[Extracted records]
|---|

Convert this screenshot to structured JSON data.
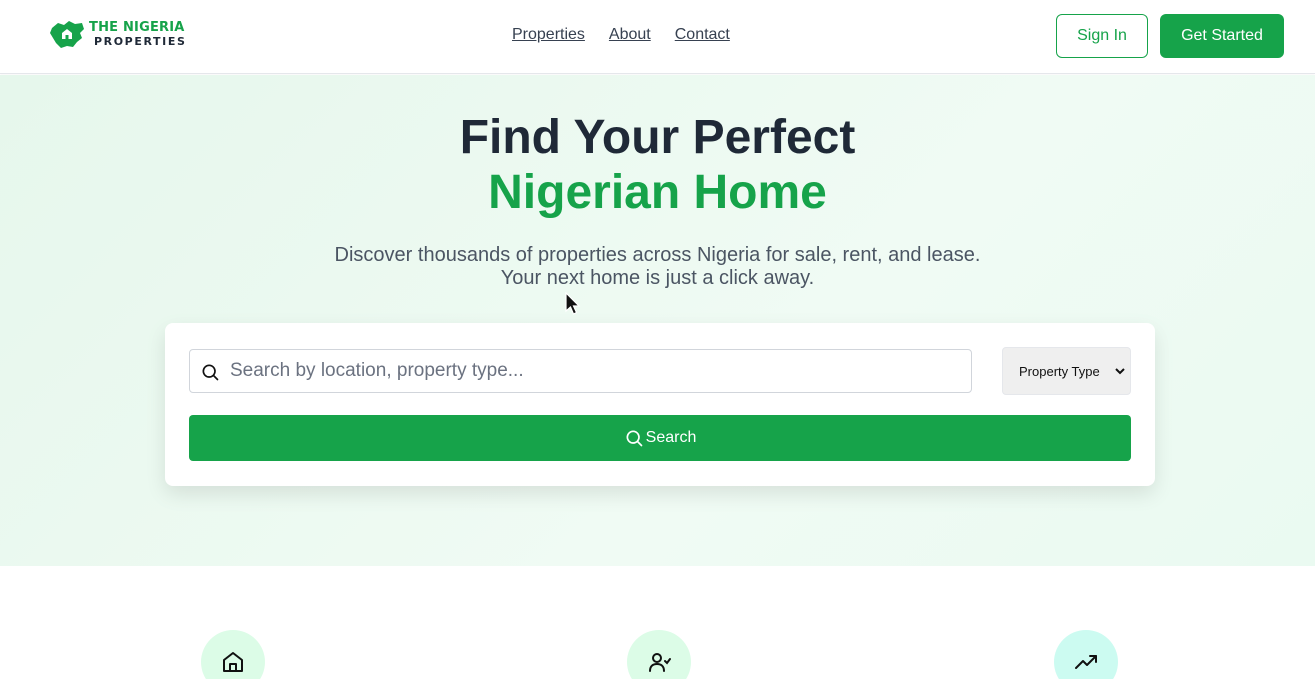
{
  "brand": {
    "line1": "THE NIGERIA",
    "line2": "PROPERTIES",
    "color": "#16a34a"
  },
  "nav": {
    "links": [
      {
        "label": "Properties"
      },
      {
        "label": "About"
      },
      {
        "label": "Contact"
      }
    ]
  },
  "auth": {
    "sign_in_label": "Sign In",
    "get_started_label": "Get Started"
  },
  "hero": {
    "title_line1": "Find Your Perfect",
    "title_line2": "Nigerian Home",
    "subtitle_line1": "Discover thousands of properties across Nigeria for sale, rent, and lease.",
    "subtitle_line2": "Your next home is just a click away."
  },
  "search": {
    "placeholder": "Search by location, property type...",
    "value": "",
    "property_type_selected": "Property Type",
    "button_label": "Search",
    "search_icon": "search-icon"
  },
  "features": [
    {
      "icon": "home-icon"
    },
    {
      "icon": "user-icon"
    },
    {
      "icon": "trending-up-icon"
    }
  ],
  "colors": {
    "primary": "#16a34a",
    "heading": "#1f2937",
    "hero_bg": "#e6f7ec"
  }
}
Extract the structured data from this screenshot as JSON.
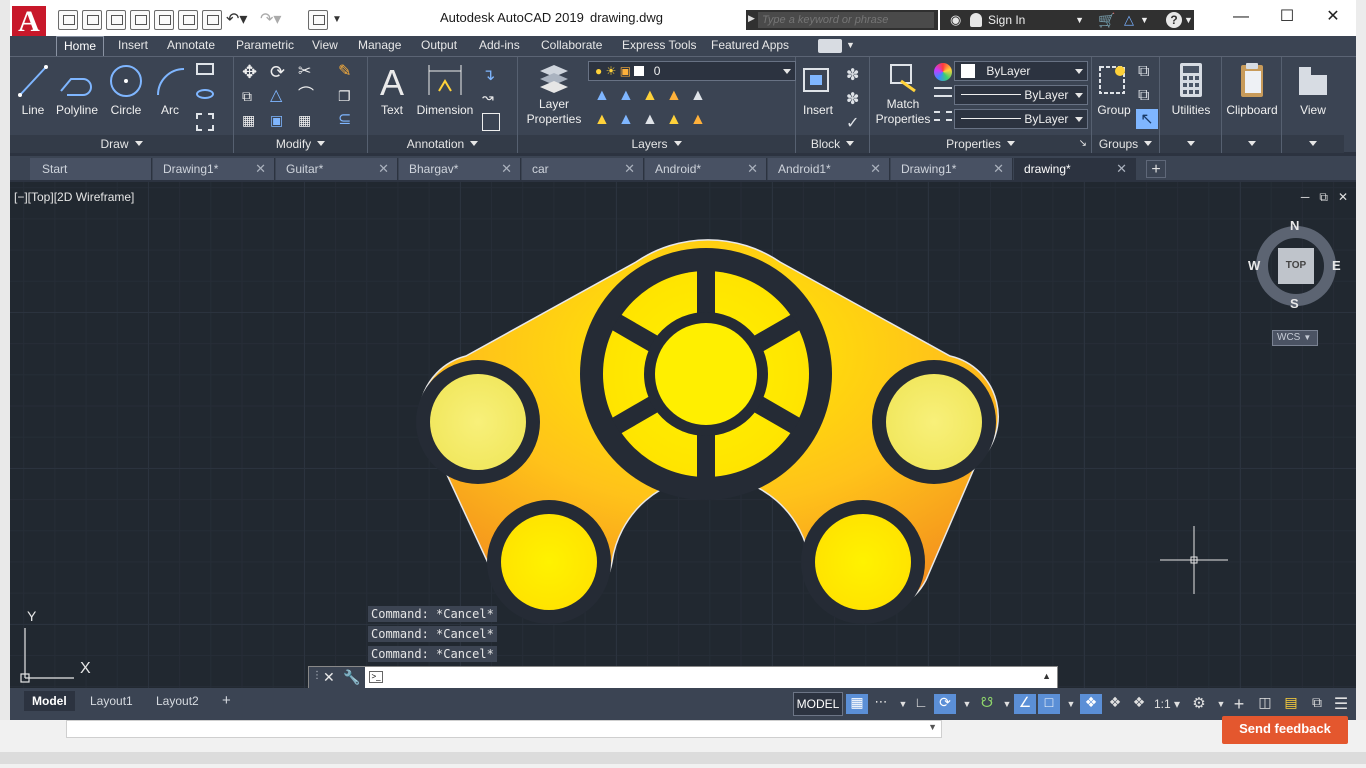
{
  "titlebar": {
    "app_title": "Autodesk AutoCAD 2019",
    "file_name": "drawing.dwg",
    "search_placeholder": "Type a keyword or phrase",
    "sign_in": "Sign In",
    "window_minimize": "—",
    "window_maximize": "☐",
    "window_close": "✕"
  },
  "ribbon_tabs": [
    "Home",
    "Insert",
    "Annotate",
    "Parametric",
    "View",
    "Manage",
    "Output",
    "Add-ins",
    "Collaborate",
    "Express Tools",
    "Featured Apps"
  ],
  "ribbon": {
    "draw": {
      "title": "Draw",
      "line": "Line",
      "polyline": "Polyline",
      "circle": "Circle",
      "arc": "Arc"
    },
    "modify": {
      "title": "Modify"
    },
    "annotation": {
      "title": "Annotation",
      "text": "Text",
      "dimension": "Dimension"
    },
    "layers": {
      "title": "Layers",
      "layer_properties_1": "Layer",
      "layer_properties_2": "Properties",
      "current_layer": "0"
    },
    "block": {
      "title": "Block",
      "insert": "Insert"
    },
    "properties": {
      "title": "Properties",
      "match_1": "Match",
      "match_2": "Properties",
      "color": "ByLayer",
      "linetype": "ByLayer",
      "lineweight": "ByLayer"
    },
    "groups": {
      "title": "Groups",
      "group": "Group"
    },
    "utilities": {
      "label": "Utilities"
    },
    "clipboard": {
      "label": "Clipboard"
    },
    "view": {
      "label": "View"
    }
  },
  "file_tabs": [
    {
      "label": "Start",
      "active": false,
      "closable": false
    },
    {
      "label": "Drawing1*",
      "active": false,
      "closable": true
    },
    {
      "label": "Guitar*",
      "active": false,
      "closable": true
    },
    {
      "label": "Bhargav*",
      "active": false,
      "closable": true
    },
    {
      "label": "car",
      "active": false,
      "closable": true
    },
    {
      "label": "Android*",
      "active": false,
      "closable": true
    },
    {
      "label": "Android1*",
      "active": false,
      "closable": true
    },
    {
      "label": "Drawing1*",
      "active": false,
      "closable": true
    },
    {
      "label": "drawing*",
      "active": true,
      "closable": true
    }
  ],
  "viewport": {
    "label": "[−][Top][2D Wireframe]",
    "viewcube": {
      "top": "TOP",
      "n": "N",
      "s": "S",
      "e": "E",
      "w": "W",
      "wcs": "WCS"
    },
    "ucs": {
      "x": "X",
      "y": "Y"
    },
    "colors": {
      "orange": "#f7931e",
      "yellow": "#ffd400",
      "light_yellow": "#f4ec6a",
      "dark": "#252b35"
    }
  },
  "command_history": [
    "Command: *Cancel*",
    "Command: *Cancel*",
    "Command: *Cancel*"
  ],
  "command_input": {
    "value": ""
  },
  "layout_tabs": [
    {
      "label": "Model",
      "active": true
    },
    {
      "label": "Layout1",
      "active": false
    },
    {
      "label": "Layout2",
      "active": false
    }
  ],
  "status": {
    "model": "MODEL",
    "scale": "1:1"
  },
  "background": {
    "feedback": "Send feedback"
  }
}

|---|

> [What to do]: Leave the pictures out, and transcribe each of the records exactly.

> [Answer]:
Convert this screenshot to structured JSON data.
{
  "brand": {
    "line1": "THE NIGERIA",
    "line2": "PROPERTIES",
    "color": "#16a34a"
  },
  "nav": {
    "links": [
      {
        "label": "Properties"
      },
      {
        "label": "About"
      },
      {
        "label": "Contact"
      }
    ]
  },
  "auth": {
    "sign_in_label": "Sign In",
    "get_started_label": "Get Started"
  },
  "hero": {
    "title_line1": "Find Your Perfect",
    "title_line2": "Nigerian Home",
    "subtitle_line1": "Discover thousands of properties across Nigeria for sale, rent, and lease.",
    "subtitle_line2": "Your next home is just a click away."
  },
  "search": {
    "placeholder": "Search by location, property type...",
    "value": "",
    "property_type_selected": "Property Type",
    "button_label": "Search",
    "search_icon": "search-icon"
  },
  "features": [
    {
      "icon": "home-icon"
    },
    {
      "icon": "user-icon"
    },
    {
      "icon": "trending-up-icon"
    }
  ],
  "colors": {
    "primary": "#16a34a",
    "heading": "#1f2937",
    "hero_bg": "#e6f7ec"
  }
}
Extract the structured data from this screenshot as JSON.
{
  "titlebar": {
    "app_title": "Autodesk AutoCAD 2019",
    "file_name": "drawing.dwg",
    "search_placeholder": "Type a keyword or phrase",
    "sign_in": "Sign In",
    "window_minimize": "—",
    "window_maximize": "☐",
    "window_close": "✕"
  },
  "ribbon_tabs": [
    "Home",
    "Insert",
    "Annotate",
    "Parametric",
    "View",
    "Manage",
    "Output",
    "Add-ins",
    "Collaborate",
    "Express Tools",
    "Featured Apps"
  ],
  "ribbon": {
    "draw": {
      "title": "Draw",
      "line": "Line",
      "polyline": "Polyline",
      "circle": "Circle",
      "arc": "Arc"
    },
    "modify": {
      "title": "Modify"
    },
    "annotation": {
      "title": "Annotation",
      "text": "Text",
      "dimension": "Dimension"
    },
    "layers": {
      "title": "Layers",
      "layer_properties_1": "Layer",
      "layer_properties_2": "Properties",
      "current_layer": "0"
    },
    "block": {
      "title": "Block",
      "insert": "Insert"
    },
    "properties": {
      "title": "Properties",
      "match_1": "Match",
      "match_2": "Properties",
      "color": "ByLayer",
      "linetype": "ByLayer",
      "lineweight": "ByLayer"
    },
    "groups": {
      "title": "Groups",
      "group": "Group"
    },
    "utilities": {
      "label": "Utilities"
    },
    "clipboard": {
      "label": "Clipboard"
    },
    "view": {
      "label": "View"
    }
  },
  "file_tabs": [
    {
      "label": "Start",
      "active": false,
      "closable": false
    },
    {
      "label": "Drawing1*",
      "active": false,
      "closable": true
    },
    {
      "label": "Guitar*",
      "active": false,
      "closable": true
    },
    {
      "label": "Bhargav*",
      "active": false,
      "closable": true
    },
    {
      "label": "car",
      "active": false,
      "closable": true
    },
    {
      "label": "Android*",
      "active": false,
      "closable": true
    },
    {
      "label": "Android1*",
      "active": false,
      "closable": true
    },
    {
      "label": "Drawing1*",
      "active": false,
      "closable": true
    },
    {
      "label": "drawing*",
      "active": true,
      "closable": true
    }
  ],
  "viewport": {
    "label": "[−][Top][2D Wireframe]",
    "viewcube": {
      "top": "TOP",
      "n": "N",
      "s": "S",
      "e": "E",
      "w": "W",
      "wcs": "WCS"
    },
    "ucs": {
      "x": "X",
      "y": "Y"
    },
    "colors": {
      "orange": "#f7931e",
      "yellow": "#ffd400",
      "light_yellow": "#f4ec6a",
      "dark": "#252b35"
    }
  },
  "command_history": [
    "Command: *Cancel*",
    "Command: *Cancel*",
    "Command: *Cancel*"
  ],
  "command_input": {
    "value": ""
  },
  "layout_tabs": [
    {
      "label": "Model",
      "active": true
    },
    {
      "label": "Layout1",
      "active": false
    },
    {
      "label": "Layout2",
      "active": false
    }
  ],
  "status": {
    "model": "MODEL",
    "scale": "1:1"
  },
  "background": {
    "feedback": "Send feedback"
  }
}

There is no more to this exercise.